● The request
Could you quote, exactly as they stand, the lines running from the one with "What text is on this page?" to the final line of the material?

=-=-=-=-=

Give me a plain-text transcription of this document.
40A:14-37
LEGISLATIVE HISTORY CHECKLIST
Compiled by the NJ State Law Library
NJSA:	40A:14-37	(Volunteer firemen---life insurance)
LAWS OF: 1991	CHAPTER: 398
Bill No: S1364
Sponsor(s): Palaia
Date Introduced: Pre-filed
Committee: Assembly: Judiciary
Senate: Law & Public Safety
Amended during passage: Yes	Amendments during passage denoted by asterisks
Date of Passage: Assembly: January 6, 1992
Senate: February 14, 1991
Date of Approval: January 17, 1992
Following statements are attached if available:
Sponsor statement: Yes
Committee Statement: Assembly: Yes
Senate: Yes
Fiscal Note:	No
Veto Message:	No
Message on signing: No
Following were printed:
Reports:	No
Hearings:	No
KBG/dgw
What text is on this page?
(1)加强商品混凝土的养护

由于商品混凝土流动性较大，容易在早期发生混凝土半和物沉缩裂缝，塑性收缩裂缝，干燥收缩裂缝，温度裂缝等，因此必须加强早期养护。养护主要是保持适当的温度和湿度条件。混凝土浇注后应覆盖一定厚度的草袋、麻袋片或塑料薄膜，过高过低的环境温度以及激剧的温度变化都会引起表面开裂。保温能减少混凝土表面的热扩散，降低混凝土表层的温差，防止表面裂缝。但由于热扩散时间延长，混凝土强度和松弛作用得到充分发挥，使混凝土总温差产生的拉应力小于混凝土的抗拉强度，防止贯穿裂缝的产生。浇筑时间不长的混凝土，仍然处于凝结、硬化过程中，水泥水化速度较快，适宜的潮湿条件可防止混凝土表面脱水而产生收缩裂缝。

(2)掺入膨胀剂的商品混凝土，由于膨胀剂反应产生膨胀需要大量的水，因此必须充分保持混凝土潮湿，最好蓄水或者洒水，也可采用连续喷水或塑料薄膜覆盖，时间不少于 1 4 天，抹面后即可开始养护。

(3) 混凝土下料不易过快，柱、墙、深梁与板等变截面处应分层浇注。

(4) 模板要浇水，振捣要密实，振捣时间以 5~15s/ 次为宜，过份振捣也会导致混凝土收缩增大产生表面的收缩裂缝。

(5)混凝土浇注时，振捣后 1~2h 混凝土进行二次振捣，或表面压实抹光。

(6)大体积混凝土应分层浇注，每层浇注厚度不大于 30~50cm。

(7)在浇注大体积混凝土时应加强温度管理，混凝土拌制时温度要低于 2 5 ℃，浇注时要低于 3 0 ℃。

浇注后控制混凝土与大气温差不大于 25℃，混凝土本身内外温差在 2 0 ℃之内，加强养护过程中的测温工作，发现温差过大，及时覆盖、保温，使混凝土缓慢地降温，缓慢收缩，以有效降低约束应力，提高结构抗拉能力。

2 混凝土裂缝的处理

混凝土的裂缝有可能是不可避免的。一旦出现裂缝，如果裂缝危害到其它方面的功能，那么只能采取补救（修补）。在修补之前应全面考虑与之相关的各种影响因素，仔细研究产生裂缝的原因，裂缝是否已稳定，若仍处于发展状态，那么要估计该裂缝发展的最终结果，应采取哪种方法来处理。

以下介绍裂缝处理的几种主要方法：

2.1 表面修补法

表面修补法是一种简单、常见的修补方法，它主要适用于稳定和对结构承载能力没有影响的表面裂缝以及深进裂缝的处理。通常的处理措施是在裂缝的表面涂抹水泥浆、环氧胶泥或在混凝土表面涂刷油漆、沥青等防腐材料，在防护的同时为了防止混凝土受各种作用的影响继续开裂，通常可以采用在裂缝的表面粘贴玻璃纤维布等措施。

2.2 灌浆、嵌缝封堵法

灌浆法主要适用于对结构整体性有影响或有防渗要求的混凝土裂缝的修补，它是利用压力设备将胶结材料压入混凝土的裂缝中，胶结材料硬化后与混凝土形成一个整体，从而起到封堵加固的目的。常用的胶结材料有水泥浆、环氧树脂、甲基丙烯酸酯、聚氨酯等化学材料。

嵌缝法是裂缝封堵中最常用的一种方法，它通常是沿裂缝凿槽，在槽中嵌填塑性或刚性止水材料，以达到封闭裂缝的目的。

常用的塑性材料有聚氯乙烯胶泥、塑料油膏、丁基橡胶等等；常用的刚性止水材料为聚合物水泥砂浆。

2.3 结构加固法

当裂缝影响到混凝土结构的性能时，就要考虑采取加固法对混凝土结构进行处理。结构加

=-=-=-=-=

● The response
What text is on this page?
(1)加强商品混凝土的养护

由于商品混凝土流动性较大，容易在早期发生混凝土半和物沉缩裂缝，塑性收缩裂缝，干燥收缩裂缝，温度裂缝等，因此必须加强早期养护。养护主要是保持适当的温度和湿度条件。混凝土浇注后应覆盖一定厚度的草袋、麻袋片或塑料薄膜，过高过低的环境温度以及激剧的温度变化都会引起表面开裂。保温能减少混凝土表面的热扩散，降低混凝土表层的温差，防止表面裂缝。但由于热扩散时间延长，混凝土强度和松弛作用得到充分发挥，使混凝土总温差产生的拉应力小于混凝土的抗拉强度，防止贯穿裂缝的产生。浇筑时间不长的混凝土，仍然处于凝结、硬化过程中，水泥水化速度较快，适宜的潮湿条件可防止混凝土表面脱水而产生收缩裂缝。

(2)掺入膨胀剂的商品混凝土，由于膨胀剂反应产生膨胀需要大量的水，因此必须充分保持混凝土潮湿，最好蓄水或者洒水，也可采用连续喷水或塑料薄膜覆盖，时间不少于 1 4 天，抹面后即可开始养护。

(3) 混凝土下料不易过快，柱、墙、深梁与板等变截面处应分层浇注。

(4) 模板要浇水，振捣要密实，振捣时间以 5~15s/ 次为宜，过份振捣也会导致混凝土收缩增大产生表面的收缩裂缝。

(5)混凝土浇注时，振捣后 1~2h 混凝土进行二次振捣，或表面压实抹光。

(6)大体积混凝土应分层浇注，每层浇注厚度不大于 30~50cm。

(7)在浇注大体积混凝土时应加强温度管理，混凝土拌制时温度要低于 2 5 ℃，浇注时要低于 3 0 ℃。

浇注后控制混凝土与大气温差不大于 25℃，混凝土本身内外温差在 2 0 ℃之内，加强养护过程中的测温工作，发现温差过大，及时覆盖、保温，使混凝土缓慢地降温，缓慢收缩，以有效降低约束应力，提高结构抗拉能力。

2 混凝土裂缝的处理

混凝土的裂缝有可能是不可避免的。一旦出现裂缝，如果裂缝危害到其它方面的功能，那么只能采取补救（修补）。在修补之前应全面考虑与之相关的各种影响因素，仔细研究产生裂缝的原因，裂缝是否已稳定，若仍处于发展状态，那么要估计该裂缝发展的最终结果，应采取哪种方法来处理。

以下介绍裂缝处理的几种主要方法：

2.1 表面修补法

表面修补法是一种简单、常见的修补方法，它主要适用于稳定和对结构承载能力没有影响的表面裂缝以及深进裂缝的处理。通常的处理措施是在裂缝的表面涂抹水泥浆、环氧胶泥或在混凝土表面涂刷油漆、沥青等防腐材料，在防护的同时为了防止混凝土受各种作用的影响继续开裂，通常可以采用在裂缝的表面粘贴玻璃纤维布等措施。

2.2 灌浆、嵌缝封堵法

灌浆法主要适用于对结构整体性有影响或有防渗要求的混凝土裂缝的修补，它是利用压力设备将胶结材料压入混凝土的裂缝中，胶结材料硬化后与混凝土形成一个整体，从而起到封堵加固的目的。常用的胶结材料有水泥浆、环氧树脂、甲基丙烯酸酯、聚氨酯等化学材料。

嵌缝法是裂缝封堵中最常用的一种方法，它通常是沿裂缝凿槽，在槽中嵌填塑性或刚性止水材料，以达到封闭裂缝的目的。

常用的塑性材料有聚氯乙烯胶泥、塑料油膏、丁基橡胶等等；常用的刚性止水材料为聚合物水泥砂浆。

2.3 结构加固法

当裂缝影响到混凝土结构的性能时，就要考虑采取加固法对混凝土结构进行处理。结构加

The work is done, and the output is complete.